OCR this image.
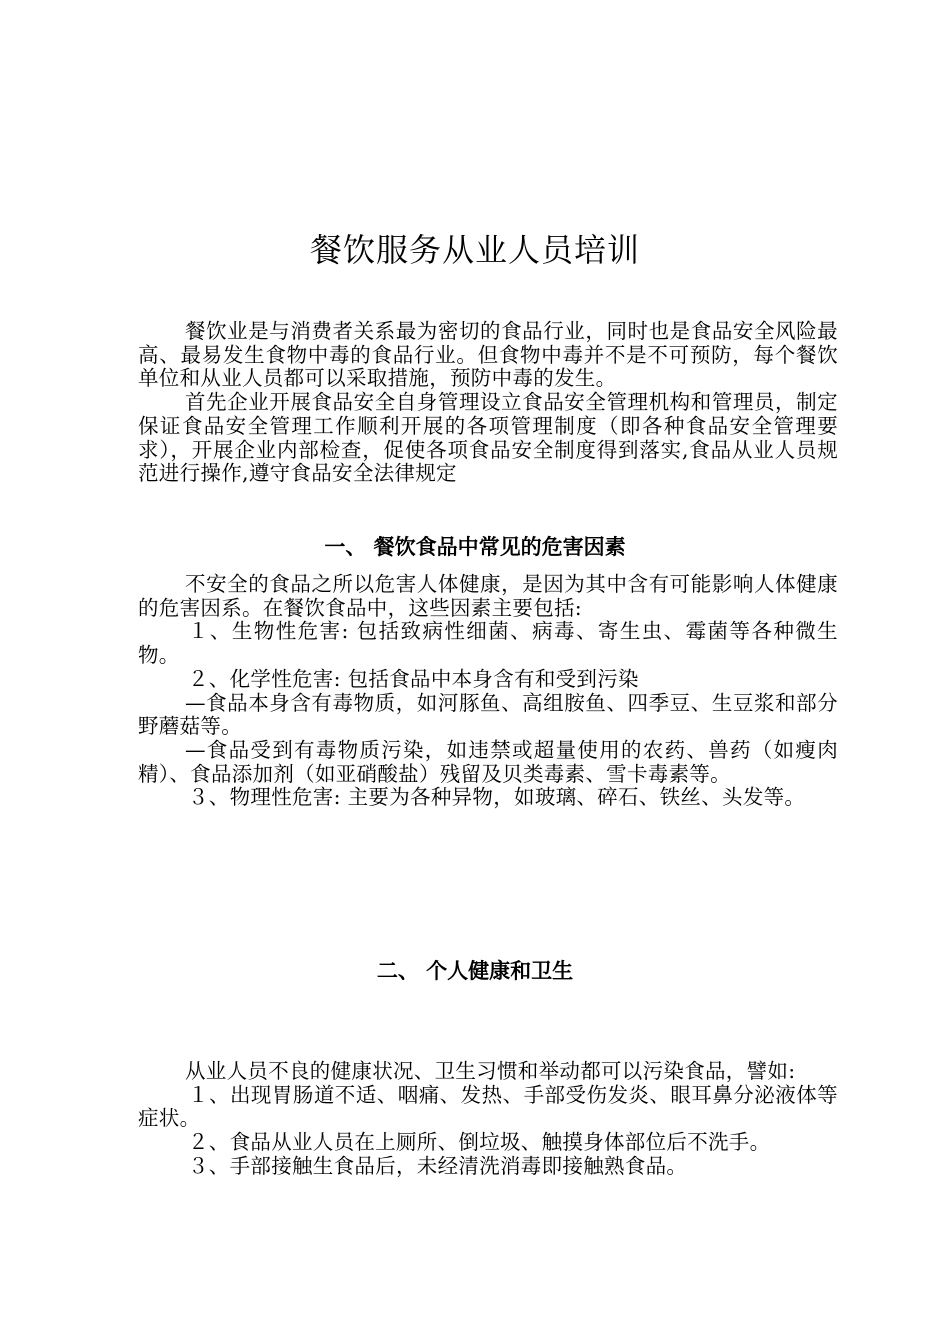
餐饮服务从业人员培训

餐饮业是与消费者关系最为密切的食品行业，同时也是食品安全风险最高、最易发生食物中毒的食品行业。但食物中毒并不是不可预防，每个餐饮单位和从业人员都可以采取措施，预防中毒的发生。

首先企业开展食品安全自身管理设立食品安全管理机构和管理员，制定保证食品安全管理工作顺利开展的各项管理制度（即各种食品安全管理要求），开展企业内部检查，促使各项食品安全制度得到落实,食品从业人员规范进行操作,遵守食品安全法律规定

一、 餐饮食品中常见的危害因素

不安全的食品之所以危害人体健康，是因为其中含有可能影响人体健康的危害因系。在餐饮食品中，这些因素主要包括:

１、生物性危害: 包括致病性细菌、病毒、寄生虫、霉菌等各种微生物。

２、化学性危害: 包括食品中本身含有和受到污染

—食品本身含有毒物质，如河豚鱼、高组胺鱼、四季豆、生豆浆和部分野蘑菇等。

—食品受到有毒物质污染，如违禁或超量使用的农药、兽药（如瘦肉精）、食品添加剂（如亚硝酸盐）残留及贝类毒素、雪卡毒素等。

３、物理性危害: 主要为各种异物，如玻璃、碎石、铁丝、头发等。

二、 个人健康和卫生

从业人员不良的健康状况、卫生习惯和举动都可以污染食品，譬如:

１、出现胃肠道不适、咽痛、发热、手部受伤发炎、眼耳鼻分泌液体等症状。

２、食品从业人员在上厕所、倒垃圾、触摸身体部位后不洗手。

３、手部接触生食品后，未经清洗消毒即接触熟食品。
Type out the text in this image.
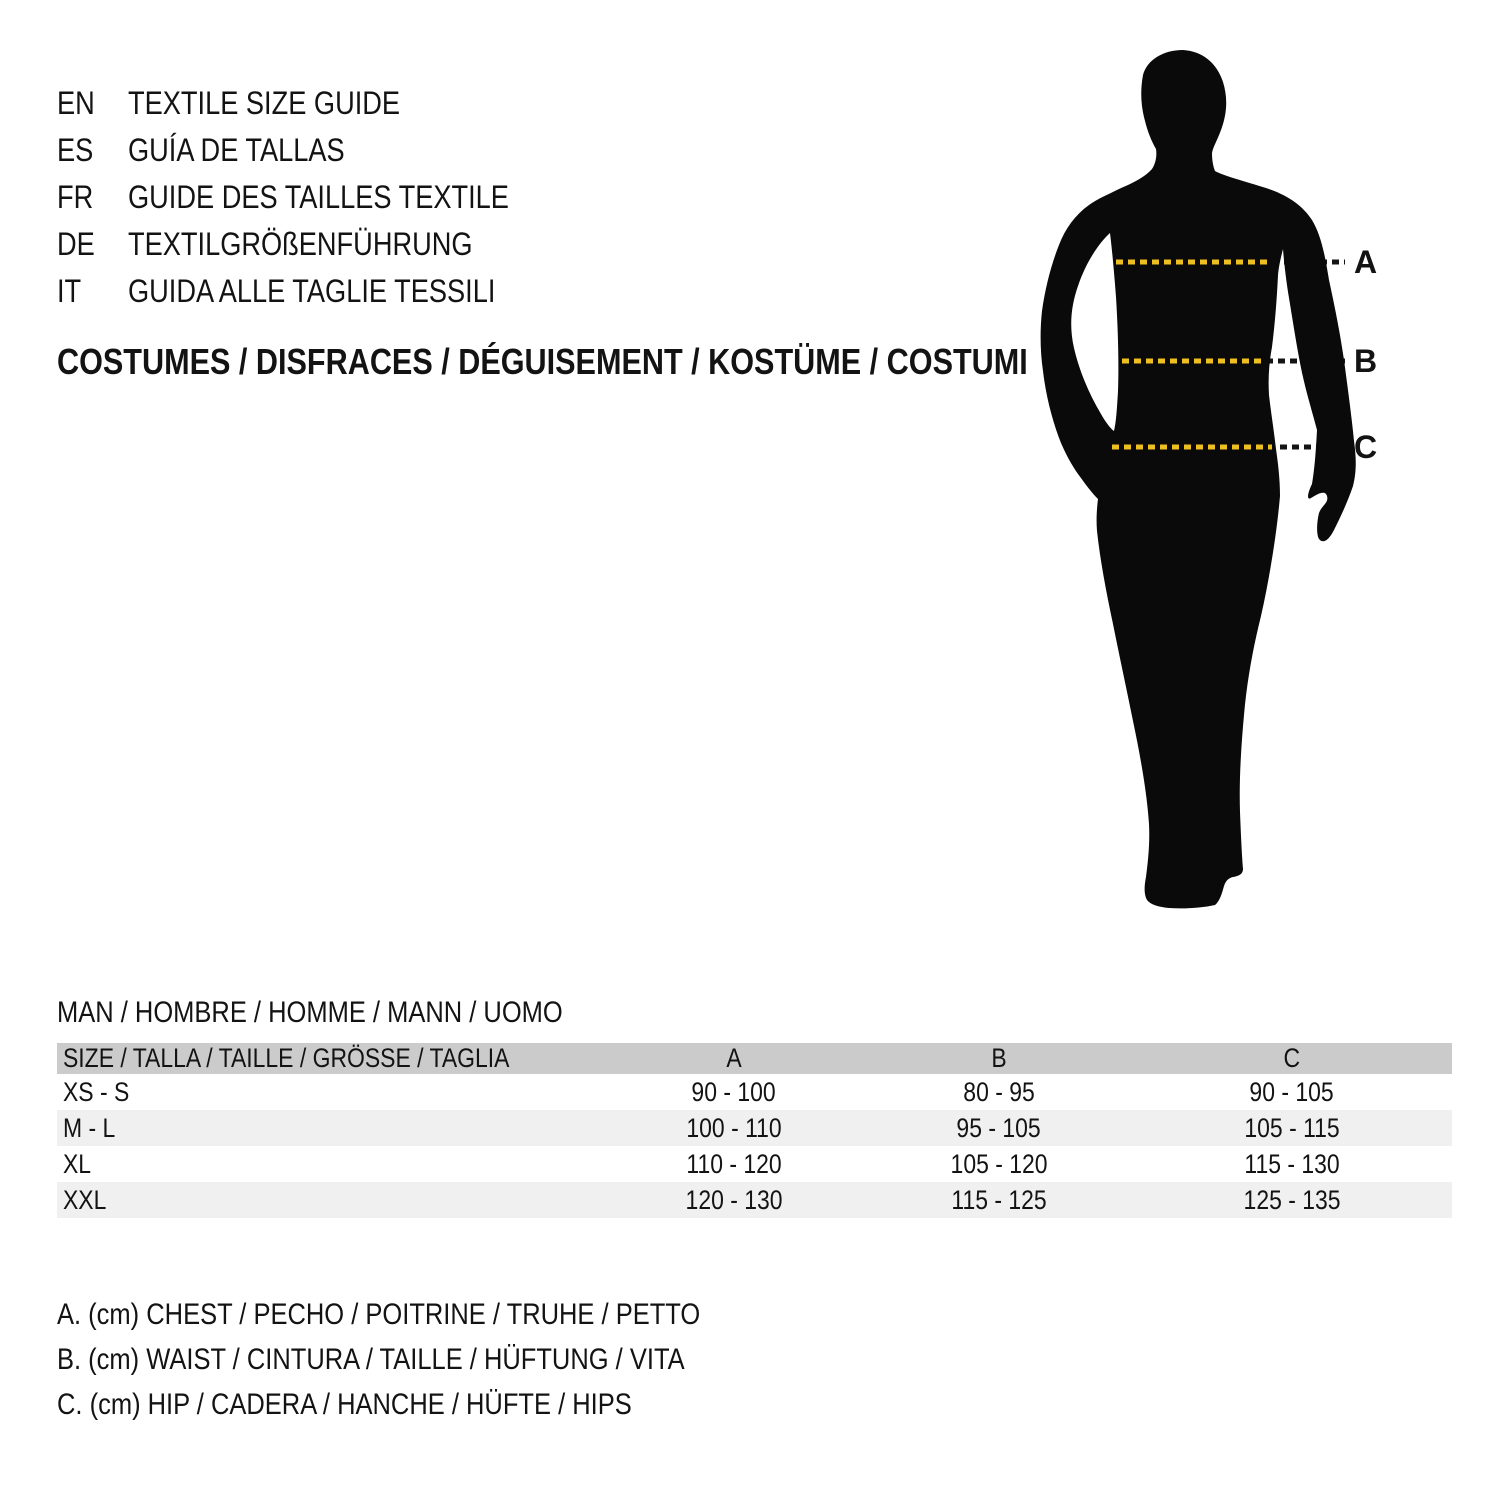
EN	TEXTILE SIZE GUIDE
ES	GUÍA DE TALLAS
FR	GUIDE DES TAILLES TEXTILE
DE	TEXTILGRÖßENFÜHRUNG
IT	GUIDA ALLE TAGLIE TESSILI
COSTUMES / DISFRACES / DÉGUISEMENT / KOSTÜME / COSTUMI
A
B
C
MAN / HOMBRE / HOMME / MANN / UOMO
SIZE / TALLA / TAILLE / GRÖSSE / TAGLIA	A	B	C
XS - S	90 - 100	80 - 95	90 - 105
M - L	100 - 110	95 - 105	105 - 115
XL	110 - 120	105 - 120	115 - 130
XXL	120 - 130	115 - 125	125 - 135
A. (cm) CHEST / PECHO / POITRINE / TRUHE / PETTO
B. (cm) WAIST / CINTURA / TAILLE / HÜFTUNG / VITA
C. (cm) HIP / CADERA / HANCHE / HÜFTE / HIPS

^^^^^^^^

Go through the listing above and report how many of its lines contain the word "this", with only the number as output.

2